-------- Dataset extract
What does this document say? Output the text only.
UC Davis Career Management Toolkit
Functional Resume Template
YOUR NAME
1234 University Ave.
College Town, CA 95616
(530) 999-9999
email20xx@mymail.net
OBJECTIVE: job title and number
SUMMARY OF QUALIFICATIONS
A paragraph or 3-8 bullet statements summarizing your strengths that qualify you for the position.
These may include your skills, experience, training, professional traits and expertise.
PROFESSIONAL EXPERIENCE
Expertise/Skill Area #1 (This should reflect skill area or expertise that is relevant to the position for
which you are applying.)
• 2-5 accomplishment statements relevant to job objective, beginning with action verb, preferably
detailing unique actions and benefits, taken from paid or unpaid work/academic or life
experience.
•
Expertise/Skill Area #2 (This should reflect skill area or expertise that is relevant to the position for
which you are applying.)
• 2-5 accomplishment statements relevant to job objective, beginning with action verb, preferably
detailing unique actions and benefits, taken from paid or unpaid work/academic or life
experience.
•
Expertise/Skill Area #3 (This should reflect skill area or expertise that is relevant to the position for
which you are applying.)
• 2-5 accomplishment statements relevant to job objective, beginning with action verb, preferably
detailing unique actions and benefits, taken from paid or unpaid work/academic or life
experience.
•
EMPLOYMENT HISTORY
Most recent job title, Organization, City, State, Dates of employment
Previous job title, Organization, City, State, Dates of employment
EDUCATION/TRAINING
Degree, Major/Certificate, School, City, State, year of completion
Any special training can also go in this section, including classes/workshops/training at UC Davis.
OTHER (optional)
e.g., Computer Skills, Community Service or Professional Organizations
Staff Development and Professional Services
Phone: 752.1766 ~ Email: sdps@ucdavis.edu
----------------
# Task brief
Transcribe the data above in full, exactly.

# Exercise result
What does this document say? Output the text only.
UC Davis Career Management Toolkit
Functional Resume Template
YOUR NAME
1234 University Ave.
College Town, CA 95616
(530) 999-9999
email20xx@mymail.net
OBJECTIVE: job title and number
SUMMARY OF QUALIFICATIONS
A paragraph or 3-8 bullet statements summarizing your strengths that qualify you for the position.
These may include your skills, experience, training, professional traits and expertise.
PROFESSIONAL EXPERIENCE
Expertise/Skill Area #1 (This should reflect skill area or expertise that is relevant to the position for
which you are applying.)
• 2-5 accomplishment statements relevant to job objective, beginning with action verb, preferably
detailing unique actions and benefits, taken from paid or unpaid work/academic or life
experience.
•
Expertise/Skill Area #2 (This should reflect skill area or expertise that is relevant to the position for
which you are applying.)
• 2-5 accomplishment statements relevant to job objective, beginning with action verb, preferably
detailing unique actions and benefits, taken from paid or unpaid work/academic or life
experience.
•
Expertise/Skill Area #3 (This should reflect skill area or expertise that is relevant to the position for
which you are applying.)
• 2-5 accomplishment statements relevant to job objective, beginning with action verb, preferably
detailing unique actions and benefits, taken from paid or unpaid work/academic or life
experience.
•
EMPLOYMENT HISTORY
Most recent job title, Organization, City, State, Dates of employment
Previous job title, Organization, City, State, Dates of employment
EDUCATION/TRAINING
Degree, Major/Certificate, School, City, State, year of completion
Any special training can also go in this section, including classes/workshops/training at UC Davis.
OTHER (optional)
e.g., Computer Skills, Community Service or Professional Organizations
Staff Development and Professional Services
Phone: 752.1766 ~ Email: sdps@ucdavis.edu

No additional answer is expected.